— TASK OBJECTIVE —
Search the material below for the word "MEDIA" and copy every line in which it occurs.

— DATA TO PROCESS —
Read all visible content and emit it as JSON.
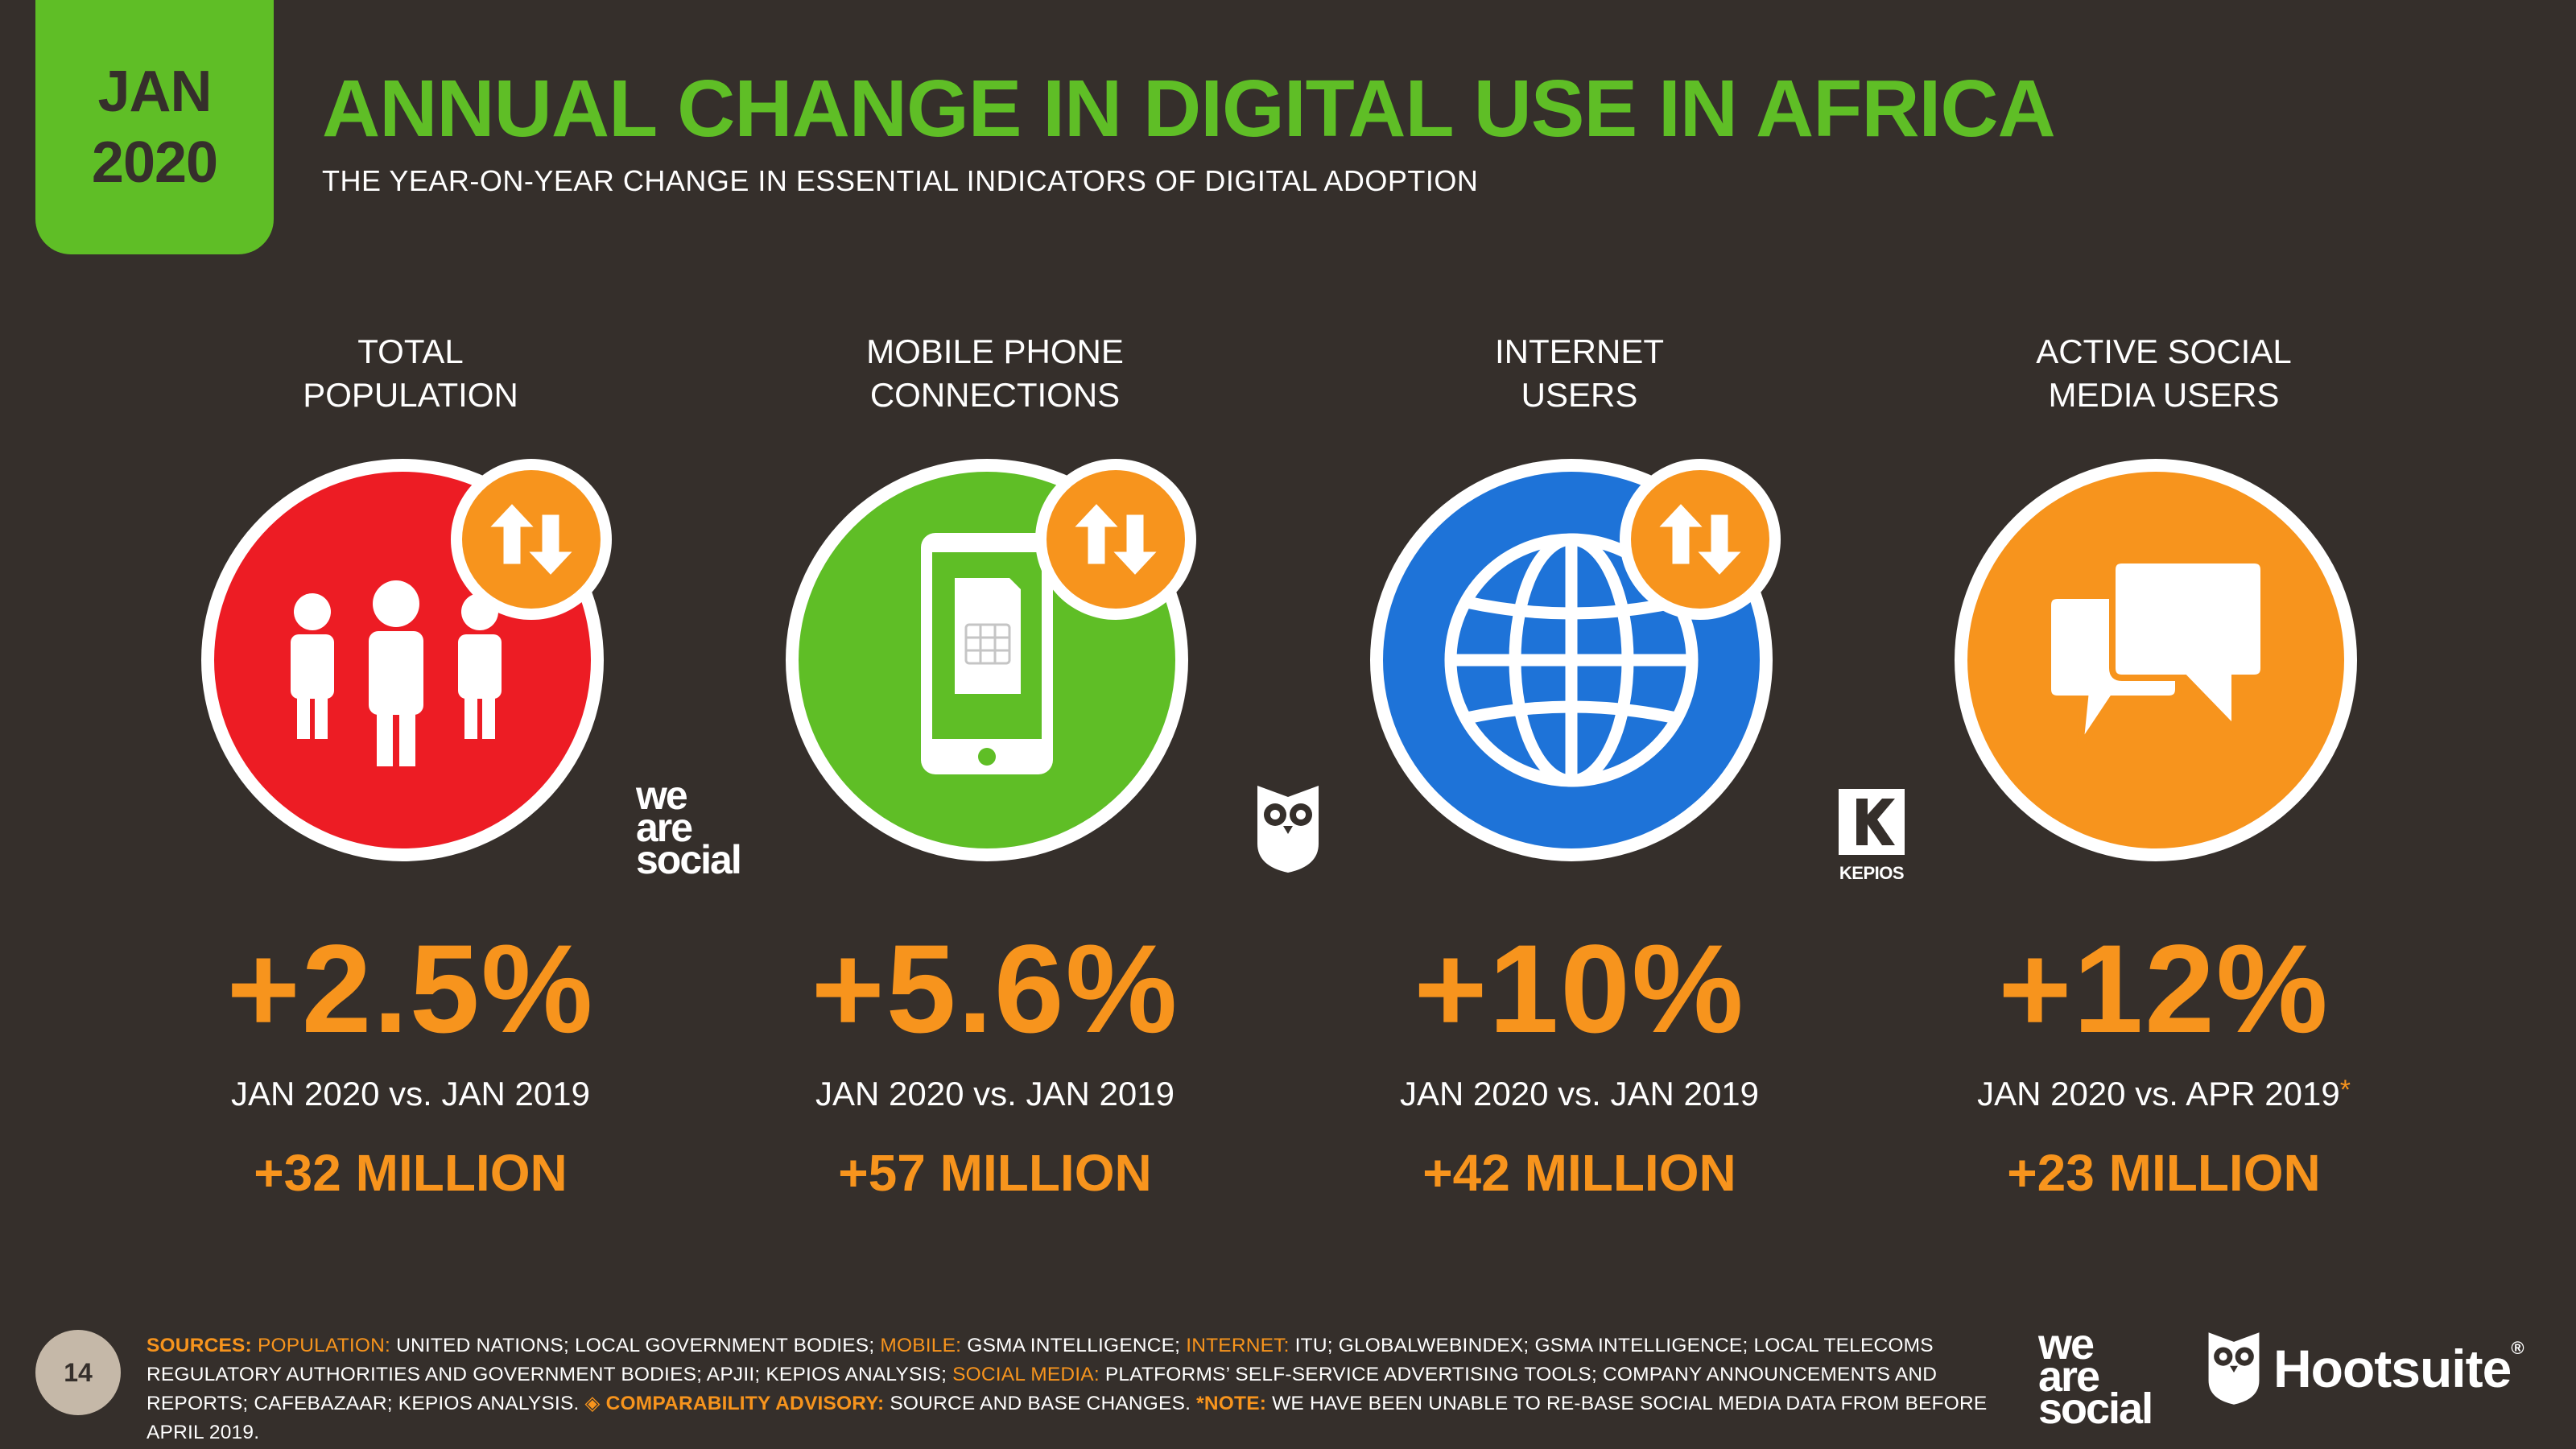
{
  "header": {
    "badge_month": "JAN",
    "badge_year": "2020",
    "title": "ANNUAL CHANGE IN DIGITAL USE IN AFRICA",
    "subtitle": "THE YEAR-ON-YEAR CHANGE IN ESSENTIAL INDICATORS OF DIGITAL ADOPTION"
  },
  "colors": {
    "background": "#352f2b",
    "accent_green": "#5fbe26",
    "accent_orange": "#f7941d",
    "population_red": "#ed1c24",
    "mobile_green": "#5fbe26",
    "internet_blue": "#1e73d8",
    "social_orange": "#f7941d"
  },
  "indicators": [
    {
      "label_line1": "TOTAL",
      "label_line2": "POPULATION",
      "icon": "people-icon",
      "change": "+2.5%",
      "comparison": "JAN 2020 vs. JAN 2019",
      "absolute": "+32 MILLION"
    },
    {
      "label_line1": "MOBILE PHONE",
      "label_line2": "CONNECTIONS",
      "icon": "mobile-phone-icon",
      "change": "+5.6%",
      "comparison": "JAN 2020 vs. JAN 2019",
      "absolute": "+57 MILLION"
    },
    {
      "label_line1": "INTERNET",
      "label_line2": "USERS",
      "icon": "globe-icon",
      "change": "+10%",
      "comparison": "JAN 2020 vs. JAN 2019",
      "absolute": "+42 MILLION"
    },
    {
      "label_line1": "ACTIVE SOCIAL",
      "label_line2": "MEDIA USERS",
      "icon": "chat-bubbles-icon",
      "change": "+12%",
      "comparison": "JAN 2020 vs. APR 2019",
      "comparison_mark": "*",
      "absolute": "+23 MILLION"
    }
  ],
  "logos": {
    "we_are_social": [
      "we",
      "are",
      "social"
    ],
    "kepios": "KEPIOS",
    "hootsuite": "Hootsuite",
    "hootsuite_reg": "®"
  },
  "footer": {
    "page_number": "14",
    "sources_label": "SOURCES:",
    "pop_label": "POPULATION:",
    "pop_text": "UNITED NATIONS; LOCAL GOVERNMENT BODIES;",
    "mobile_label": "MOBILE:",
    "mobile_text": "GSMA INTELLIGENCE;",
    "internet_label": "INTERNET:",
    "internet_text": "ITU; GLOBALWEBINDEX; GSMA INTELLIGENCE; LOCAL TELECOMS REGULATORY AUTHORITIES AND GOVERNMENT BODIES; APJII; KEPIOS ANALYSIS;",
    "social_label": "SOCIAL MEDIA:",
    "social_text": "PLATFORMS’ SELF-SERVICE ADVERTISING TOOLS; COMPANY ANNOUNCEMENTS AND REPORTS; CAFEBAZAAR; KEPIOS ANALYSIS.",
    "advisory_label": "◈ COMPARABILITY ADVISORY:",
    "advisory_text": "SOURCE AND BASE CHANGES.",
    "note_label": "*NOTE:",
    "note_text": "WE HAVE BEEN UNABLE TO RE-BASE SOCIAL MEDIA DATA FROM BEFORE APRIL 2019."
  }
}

— WRITTEN SOLUTION —
      "label_line2": "MEDIA USERS",
    "social_label": "SOCIAL MEDIA:",
    "note_text": "WE HAVE BEEN UNABLE TO RE-BASE SOCIAL MEDIA DATA FROM BEFORE APRIL 2019."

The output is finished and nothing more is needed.